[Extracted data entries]
════════════════════

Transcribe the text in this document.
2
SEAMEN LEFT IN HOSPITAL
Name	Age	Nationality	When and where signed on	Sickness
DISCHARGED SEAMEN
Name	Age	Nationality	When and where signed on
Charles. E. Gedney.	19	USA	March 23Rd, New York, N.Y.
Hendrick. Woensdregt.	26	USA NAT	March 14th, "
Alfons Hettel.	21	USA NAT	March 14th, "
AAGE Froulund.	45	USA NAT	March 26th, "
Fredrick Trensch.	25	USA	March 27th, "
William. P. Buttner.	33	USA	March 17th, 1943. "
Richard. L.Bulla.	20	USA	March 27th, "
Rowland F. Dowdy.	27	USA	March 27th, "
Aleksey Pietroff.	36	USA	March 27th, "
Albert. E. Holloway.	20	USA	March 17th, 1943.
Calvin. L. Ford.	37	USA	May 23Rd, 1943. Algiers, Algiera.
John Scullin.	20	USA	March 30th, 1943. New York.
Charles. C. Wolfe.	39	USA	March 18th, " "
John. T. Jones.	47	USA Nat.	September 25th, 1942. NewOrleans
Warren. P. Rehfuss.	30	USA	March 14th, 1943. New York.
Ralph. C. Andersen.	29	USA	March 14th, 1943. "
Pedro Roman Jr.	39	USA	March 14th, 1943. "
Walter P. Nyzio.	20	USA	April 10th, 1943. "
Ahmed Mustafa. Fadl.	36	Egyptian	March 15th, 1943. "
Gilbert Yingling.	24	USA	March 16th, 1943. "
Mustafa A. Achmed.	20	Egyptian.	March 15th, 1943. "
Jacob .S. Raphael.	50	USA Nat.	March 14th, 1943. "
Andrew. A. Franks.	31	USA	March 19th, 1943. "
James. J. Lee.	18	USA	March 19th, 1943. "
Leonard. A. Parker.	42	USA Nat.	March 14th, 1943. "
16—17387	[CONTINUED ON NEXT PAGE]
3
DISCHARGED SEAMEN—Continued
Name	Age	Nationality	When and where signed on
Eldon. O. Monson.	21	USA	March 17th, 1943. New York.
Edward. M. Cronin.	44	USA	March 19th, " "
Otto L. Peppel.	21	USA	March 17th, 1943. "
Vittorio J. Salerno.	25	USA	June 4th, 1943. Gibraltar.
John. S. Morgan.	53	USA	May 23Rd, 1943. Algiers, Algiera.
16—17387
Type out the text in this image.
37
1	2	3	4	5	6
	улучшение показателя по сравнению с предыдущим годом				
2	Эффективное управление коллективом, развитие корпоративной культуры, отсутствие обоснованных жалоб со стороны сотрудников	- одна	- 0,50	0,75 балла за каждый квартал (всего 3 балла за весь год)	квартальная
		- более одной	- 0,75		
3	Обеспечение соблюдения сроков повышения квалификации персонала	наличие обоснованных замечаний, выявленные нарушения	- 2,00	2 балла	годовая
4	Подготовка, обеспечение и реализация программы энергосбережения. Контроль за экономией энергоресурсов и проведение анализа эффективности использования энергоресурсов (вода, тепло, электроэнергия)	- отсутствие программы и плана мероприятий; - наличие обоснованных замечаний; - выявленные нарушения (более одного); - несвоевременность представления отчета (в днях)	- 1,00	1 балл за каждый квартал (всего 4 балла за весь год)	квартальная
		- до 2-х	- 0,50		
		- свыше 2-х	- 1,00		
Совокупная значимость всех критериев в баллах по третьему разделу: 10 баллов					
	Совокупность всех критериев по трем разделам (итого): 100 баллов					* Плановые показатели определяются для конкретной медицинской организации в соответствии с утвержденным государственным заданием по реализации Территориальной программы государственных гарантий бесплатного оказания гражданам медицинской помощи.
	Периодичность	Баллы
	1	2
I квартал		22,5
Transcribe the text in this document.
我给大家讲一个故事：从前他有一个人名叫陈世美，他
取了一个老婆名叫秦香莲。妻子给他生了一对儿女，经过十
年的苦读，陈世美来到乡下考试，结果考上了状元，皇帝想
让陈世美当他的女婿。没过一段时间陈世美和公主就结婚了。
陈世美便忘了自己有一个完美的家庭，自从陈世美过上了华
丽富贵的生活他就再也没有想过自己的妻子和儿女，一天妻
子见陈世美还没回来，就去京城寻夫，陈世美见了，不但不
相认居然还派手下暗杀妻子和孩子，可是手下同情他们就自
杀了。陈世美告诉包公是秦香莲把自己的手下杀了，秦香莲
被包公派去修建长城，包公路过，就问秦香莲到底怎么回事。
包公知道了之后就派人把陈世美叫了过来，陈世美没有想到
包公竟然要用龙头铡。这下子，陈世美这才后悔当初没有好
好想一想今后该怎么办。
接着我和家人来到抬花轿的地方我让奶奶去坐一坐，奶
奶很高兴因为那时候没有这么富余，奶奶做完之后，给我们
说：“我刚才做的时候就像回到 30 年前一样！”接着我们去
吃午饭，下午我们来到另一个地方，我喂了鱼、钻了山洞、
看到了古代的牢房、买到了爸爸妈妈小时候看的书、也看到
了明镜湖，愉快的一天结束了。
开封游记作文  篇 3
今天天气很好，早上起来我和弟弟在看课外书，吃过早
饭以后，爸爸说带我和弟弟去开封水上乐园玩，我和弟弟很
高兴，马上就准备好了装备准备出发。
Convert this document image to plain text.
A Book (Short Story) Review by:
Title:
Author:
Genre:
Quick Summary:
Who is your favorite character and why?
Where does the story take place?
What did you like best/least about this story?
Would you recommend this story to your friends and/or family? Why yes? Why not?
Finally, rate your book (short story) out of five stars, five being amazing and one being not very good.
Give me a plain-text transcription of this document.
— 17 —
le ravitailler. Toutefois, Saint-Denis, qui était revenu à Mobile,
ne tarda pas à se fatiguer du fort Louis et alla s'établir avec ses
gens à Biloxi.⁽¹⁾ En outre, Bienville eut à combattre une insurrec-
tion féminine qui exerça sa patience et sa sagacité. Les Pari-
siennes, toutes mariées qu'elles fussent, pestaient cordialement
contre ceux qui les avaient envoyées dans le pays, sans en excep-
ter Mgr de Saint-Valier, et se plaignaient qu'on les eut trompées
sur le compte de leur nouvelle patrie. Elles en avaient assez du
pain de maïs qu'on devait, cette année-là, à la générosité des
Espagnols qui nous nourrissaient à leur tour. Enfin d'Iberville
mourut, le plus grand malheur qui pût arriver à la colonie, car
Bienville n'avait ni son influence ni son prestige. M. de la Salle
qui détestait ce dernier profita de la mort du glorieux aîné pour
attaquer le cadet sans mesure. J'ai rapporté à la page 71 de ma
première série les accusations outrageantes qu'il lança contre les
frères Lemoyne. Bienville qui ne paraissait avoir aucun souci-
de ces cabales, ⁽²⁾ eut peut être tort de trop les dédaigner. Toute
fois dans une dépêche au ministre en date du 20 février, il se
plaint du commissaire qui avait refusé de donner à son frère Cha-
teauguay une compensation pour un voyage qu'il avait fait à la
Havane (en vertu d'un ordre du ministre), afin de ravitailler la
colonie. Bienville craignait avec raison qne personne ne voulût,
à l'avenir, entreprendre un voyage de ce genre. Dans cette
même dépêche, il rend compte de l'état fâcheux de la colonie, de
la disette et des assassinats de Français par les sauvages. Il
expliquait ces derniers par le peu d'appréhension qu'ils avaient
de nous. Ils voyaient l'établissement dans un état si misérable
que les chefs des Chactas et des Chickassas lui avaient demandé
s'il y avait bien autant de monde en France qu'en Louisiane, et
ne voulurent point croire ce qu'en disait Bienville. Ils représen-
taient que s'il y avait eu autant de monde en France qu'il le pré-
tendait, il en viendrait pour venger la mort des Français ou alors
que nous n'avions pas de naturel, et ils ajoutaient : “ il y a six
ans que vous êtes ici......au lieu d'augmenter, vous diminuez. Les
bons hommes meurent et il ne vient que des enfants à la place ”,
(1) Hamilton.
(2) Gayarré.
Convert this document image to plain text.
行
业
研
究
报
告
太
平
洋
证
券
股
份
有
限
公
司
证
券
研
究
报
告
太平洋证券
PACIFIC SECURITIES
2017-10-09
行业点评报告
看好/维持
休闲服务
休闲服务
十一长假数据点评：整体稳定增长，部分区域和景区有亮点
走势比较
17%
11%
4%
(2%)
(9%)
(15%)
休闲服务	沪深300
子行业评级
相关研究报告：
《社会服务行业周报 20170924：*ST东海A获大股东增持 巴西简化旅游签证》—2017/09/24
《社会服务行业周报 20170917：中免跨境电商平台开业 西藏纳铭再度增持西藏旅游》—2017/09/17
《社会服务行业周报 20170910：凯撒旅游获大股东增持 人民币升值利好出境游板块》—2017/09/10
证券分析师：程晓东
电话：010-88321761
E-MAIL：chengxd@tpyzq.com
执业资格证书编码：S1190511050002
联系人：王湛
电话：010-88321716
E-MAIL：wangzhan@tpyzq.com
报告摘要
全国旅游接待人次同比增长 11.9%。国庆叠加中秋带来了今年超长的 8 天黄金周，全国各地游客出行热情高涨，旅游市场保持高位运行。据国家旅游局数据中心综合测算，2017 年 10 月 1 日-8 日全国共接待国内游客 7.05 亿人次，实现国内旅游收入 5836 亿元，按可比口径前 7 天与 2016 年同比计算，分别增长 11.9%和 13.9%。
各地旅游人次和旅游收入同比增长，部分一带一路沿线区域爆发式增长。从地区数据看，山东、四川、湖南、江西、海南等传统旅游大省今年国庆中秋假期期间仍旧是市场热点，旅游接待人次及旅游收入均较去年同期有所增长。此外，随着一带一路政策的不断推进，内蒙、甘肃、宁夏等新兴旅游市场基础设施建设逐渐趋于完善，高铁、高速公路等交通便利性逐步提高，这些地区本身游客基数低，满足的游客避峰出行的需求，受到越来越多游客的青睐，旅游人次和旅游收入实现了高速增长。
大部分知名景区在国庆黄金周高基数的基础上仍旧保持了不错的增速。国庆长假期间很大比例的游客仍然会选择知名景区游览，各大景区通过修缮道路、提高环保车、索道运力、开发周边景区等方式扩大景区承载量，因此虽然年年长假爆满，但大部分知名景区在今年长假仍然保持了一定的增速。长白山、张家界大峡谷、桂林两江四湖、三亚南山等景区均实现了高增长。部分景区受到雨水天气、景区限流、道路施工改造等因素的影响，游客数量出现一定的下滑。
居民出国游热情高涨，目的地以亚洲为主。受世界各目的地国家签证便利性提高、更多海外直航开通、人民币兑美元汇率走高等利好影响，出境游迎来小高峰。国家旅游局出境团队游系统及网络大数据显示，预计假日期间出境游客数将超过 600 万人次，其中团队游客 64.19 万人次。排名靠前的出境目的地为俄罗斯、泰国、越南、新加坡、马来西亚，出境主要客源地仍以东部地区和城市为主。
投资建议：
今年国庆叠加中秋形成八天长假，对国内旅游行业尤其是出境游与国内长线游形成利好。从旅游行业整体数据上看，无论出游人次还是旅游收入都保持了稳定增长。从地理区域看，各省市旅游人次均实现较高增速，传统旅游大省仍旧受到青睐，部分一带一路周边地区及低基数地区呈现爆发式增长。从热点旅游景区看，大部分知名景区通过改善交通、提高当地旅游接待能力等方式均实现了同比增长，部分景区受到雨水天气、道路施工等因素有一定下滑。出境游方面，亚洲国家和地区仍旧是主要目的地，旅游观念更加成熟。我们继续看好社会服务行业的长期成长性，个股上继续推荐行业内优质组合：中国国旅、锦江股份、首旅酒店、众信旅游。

════════════════════

• [WHAT THE TASK ASKS] Please list every line of the records that contains "баллов".

• [THE RESULT]
Совокупная значимость всех критериев в баллах по третьему разделу: 10 баллов					
	Совокупность всех критериев по трем разделам (итого): 100 баллов					* Плановые показатели определяются для конкретной медицинской организации в соответствии с утвержденным государственным заданием по реализации Территориальной программы государственных гарантий бесплатного оказания гражданам медицинской помощи.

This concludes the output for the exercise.